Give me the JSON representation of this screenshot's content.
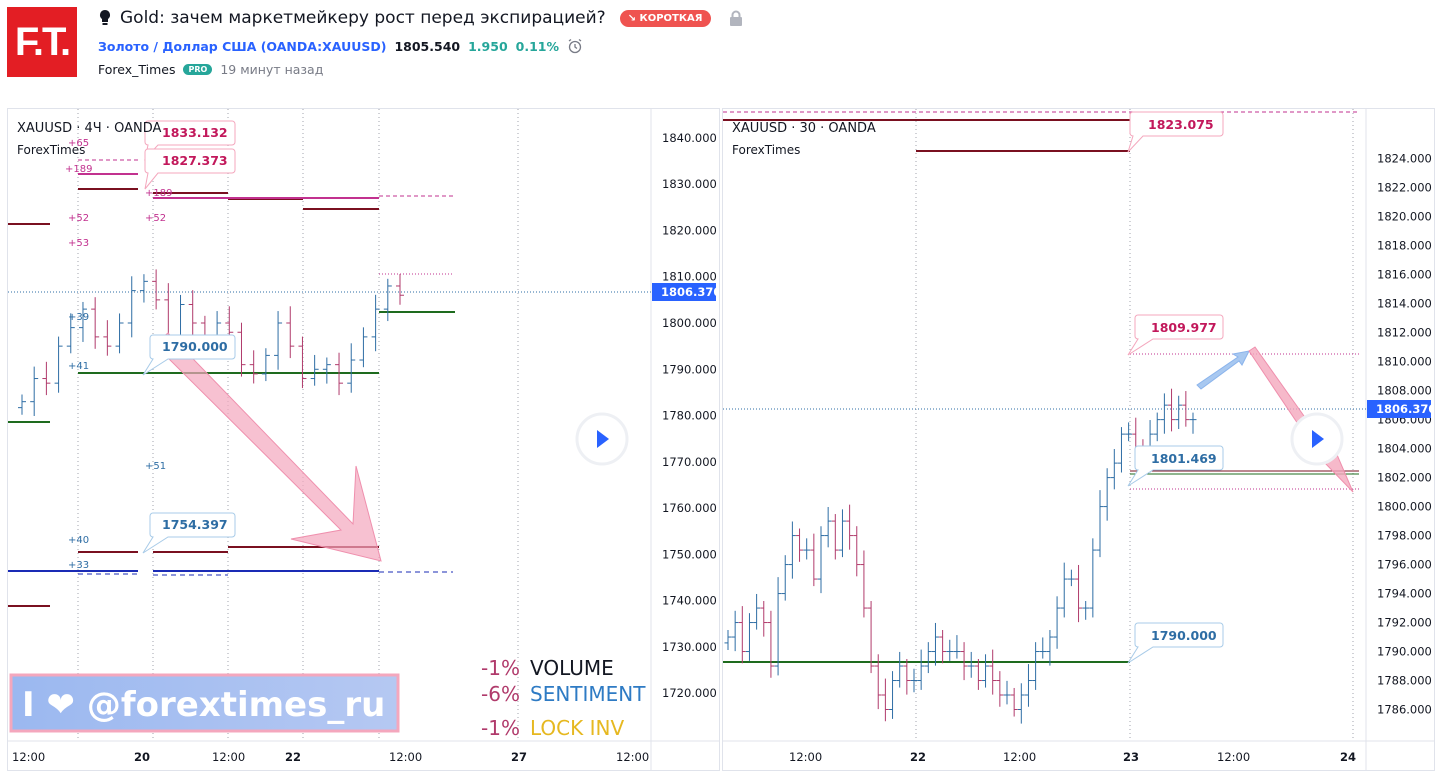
{
  "logo_text": "F.T.",
  "idea": {
    "title": "Gold: зачем маркетмейкеру рост перед экспирацией?",
    "badge": "↘ КОРОТКАЯ",
    "symbol": "Золото / Доллар США (OANDA:XAUUSD)",
    "price": "1805.540",
    "change": "1.950",
    "change_pct": "0.11%",
    "author": "Forex_Times",
    "author_badge": "PRO",
    "published": "19 минут назад"
  },
  "colors": {
    "up": "#2e6da4",
    "down": "#b03a6b",
    "accent": "#2962ff",
    "short": "#ef5350"
  },
  "chart_data": [
    {
      "type": "candlestick",
      "title": "XAUUSD · 4Ч · OANDA",
      "subtitle": "ForexTimes",
      "ylim": [
        1714,
        1843
      ],
      "y_ticks": [
        "1840.000",
        "1830.000",
        "1820.000",
        "1810.000",
        "1800.000",
        "1790.000",
        "1780.000",
        "1770.000",
        "1760.000",
        "1750.000",
        "1740.000",
        "1730.000",
        "1720.000"
      ],
      "x_ticks": [
        "12:00",
        "20",
        "12:00",
        "22",
        "12:00",
        "27",
        "12:00"
      ],
      "last_price": "1806.370",
      "callouts": [
        "1833.132",
        "1827.373",
        "1790.000",
        "1754.397"
      ],
      "level_marks": [
        "+65",
        "+189",
        "+189",
        "+52",
        "+52",
        "+53",
        "+39",
        "+41",
        "+51",
        "+40",
        "+33"
      ],
      "stats": [
        {
          "pct": "-1%",
          "label": "VOLUME"
        },
        {
          "pct": "-6%",
          "label": "SENTIMENT"
        },
        {
          "pct": "-1%",
          "label": "LOCK INV"
        }
      ],
      "banner": "I ❤ @forextimes_ru",
      "closes": [
        1783,
        1788,
        1787,
        1795,
        1799,
        1803,
        1797,
        1795,
        1800,
        1807,
        1809,
        1805,
        1796,
        1804,
        1800,
        1797,
        1800,
        1798,
        1791,
        1789,
        1793,
        1800,
        1795,
        1788,
        1790,
        1791,
        1787,
        1792,
        1797,
        1803,
        1808,
        1806
      ]
    },
    {
      "type": "candlestick",
      "title": "XAUUSD · 30 · OANDA",
      "subtitle": "ForexTimes",
      "ylim": [
        1785,
        1825.5
      ],
      "y_ticks": [
        "1824.000",
        "1822.000",
        "1820.000",
        "1818.000",
        "1816.000",
        "1814.000",
        "1812.000",
        "1810.000",
        "1808.000",
        "1806.000",
        "1804.000",
        "1802.000",
        "1800.000",
        "1798.000",
        "1796.000",
        "1794.000",
        "1792.000",
        "1790.000",
        "1788.000",
        "1786.000"
      ],
      "x_ticks": [
        "12:00",
        "22",
        "12:00",
        "23",
        "12:00",
        "24"
      ],
      "last_price": "1806.370",
      "callouts": [
        "1823.075",
        "1809.977",
        "1801.469",
        "1790.000"
      ],
      "closes": [
        1791,
        1792,
        1790,
        1792,
        1793,
        1792,
        1789,
        1794,
        1796,
        1798,
        1797,
        1797,
        1795,
        1798,
        1799,
        1797,
        1799,
        1798,
        1796,
        1793,
        1789,
        1787,
        1786,
        1788,
        1789,
        1788,
        1788,
        1789,
        1790,
        1791,
        1790,
        1790,
        1790,
        1789,
        1789,
        1788,
        1789,
        1788,
        1787,
        1787,
        1786,
        1787,
        1788,
        1790,
        1790,
        1791,
        1793,
        1795,
        1795,
        1793,
        1793,
        1797,
        1800,
        1802,
        1803,
        1805,
        1805,
        1804,
        1803,
        1805,
        1806,
        1807,
        1806,
        1807,
        1806,
        1806
      ]
    }
  ]
}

REQUIREMENTS
Quote the data above in full and without alteration; skip the pictures.

TASK RESPONSE
Give me the JSON representation of this screenshot's content.
{
  "logo_text": "F.T.",
  "idea": {
    "title": "Gold: зачем маркетмейкеру рост перед экспирацией?",
    "badge": "↘ КОРОТКАЯ",
    "symbol": "Золото / Доллар США (OANDA:XAUUSD)",
    "price": "1805.540",
    "change": "1.950",
    "change_pct": "0.11%",
    "author": "Forex_Times",
    "author_badge": "PRO",
    "published": "19 минут назад"
  },
  "colors": {
    "up": "#2e6da4",
    "down": "#b03a6b",
    "accent": "#2962ff",
    "short": "#ef5350"
  },
  "chart_data": [
    {
      "type": "candlestick",
      "title": "XAUUSD · 4Ч · OANDA",
      "subtitle": "ForexTimes",
      "ylim": [
        1714,
        1843
      ],
      "y_ticks": [
        "1840.000",
        "1830.000",
        "1820.000",
        "1810.000",
        "1800.000",
        "1790.000",
        "1780.000",
        "1770.000",
        "1760.000",
        "1750.000",
        "1740.000",
        "1730.000",
        "1720.000"
      ],
      "x_ticks": [
        "12:00",
        "20",
        "12:00",
        "22",
        "12:00",
        "27",
        "12:00"
      ],
      "last_price": "1806.370",
      "callouts": [
        "1833.132",
        "1827.373",
        "1790.000",
        "1754.397"
      ],
      "level_marks": [
        "+65",
        "+189",
        "+189",
        "+52",
        "+52",
        "+53",
        "+39",
        "+41",
        "+51",
        "+40",
        "+33"
      ],
      "stats": [
        {
          "pct": "-1%",
          "label": "VOLUME"
        },
        {
          "pct": "-6%",
          "label": "SENTIMENT"
        },
        {
          "pct": "-1%",
          "label": "LOCK INV"
        }
      ],
      "banner": "I ❤ @forextimes_ru",
      "closes": [
        1783,
        1788,
        1787,
        1795,
        1799,
        1803,
        1797,
        1795,
        1800,
        1807,
        1809,
        1805,
        1796,
        1804,
        1800,
        1797,
        1800,
        1798,
        1791,
        1789,
        1793,
        1800,
        1795,
        1788,
        1790,
        1791,
        1787,
        1792,
        1797,
        1803,
        1808,
        1806
      ]
    },
    {
      "type": "candlestick",
      "title": "XAUUSD · 30 · OANDA",
      "subtitle": "ForexTimes",
      "ylim": [
        1785,
        1825.5
      ],
      "y_ticks": [
        "1824.000",
        "1822.000",
        "1820.000",
        "1818.000",
        "1816.000",
        "1814.000",
        "1812.000",
        "1810.000",
        "1808.000",
        "1806.000",
        "1804.000",
        "1802.000",
        "1800.000",
        "1798.000",
        "1796.000",
        "1794.000",
        "1792.000",
        "1790.000",
        "1788.000",
        "1786.000"
      ],
      "x_ticks": [
        "12:00",
        "22",
        "12:00",
        "23",
        "12:00",
        "24"
      ],
      "last_price": "1806.370",
      "callouts": [
        "1823.075",
        "1809.977",
        "1801.469",
        "1790.000"
      ],
      "closes": [
        1791,
        1792,
        1790,
        1792,
        1793,
        1792,
        1789,
        1794,
        1796,
        1798,
        1797,
        1797,
        1795,
        1798,
        1799,
        1797,
        1799,
        1798,
        1796,
        1793,
        1789,
        1787,
        1786,
        1788,
        1789,
        1788,
        1788,
        1789,
        1790,
        1791,
        1790,
        1790,
        1790,
        1789,
        1789,
        1788,
        1789,
        1788,
        1787,
        1787,
        1786,
        1787,
        1788,
        1790,
        1790,
        1791,
        1793,
        1795,
        1795,
        1793,
        1793,
        1797,
        1800,
        1802,
        1803,
        1805,
        1805,
        1804,
        1803,
        1805,
        1806,
        1807,
        1806,
        1807,
        1806,
        1806
      ]
    }
  ]
}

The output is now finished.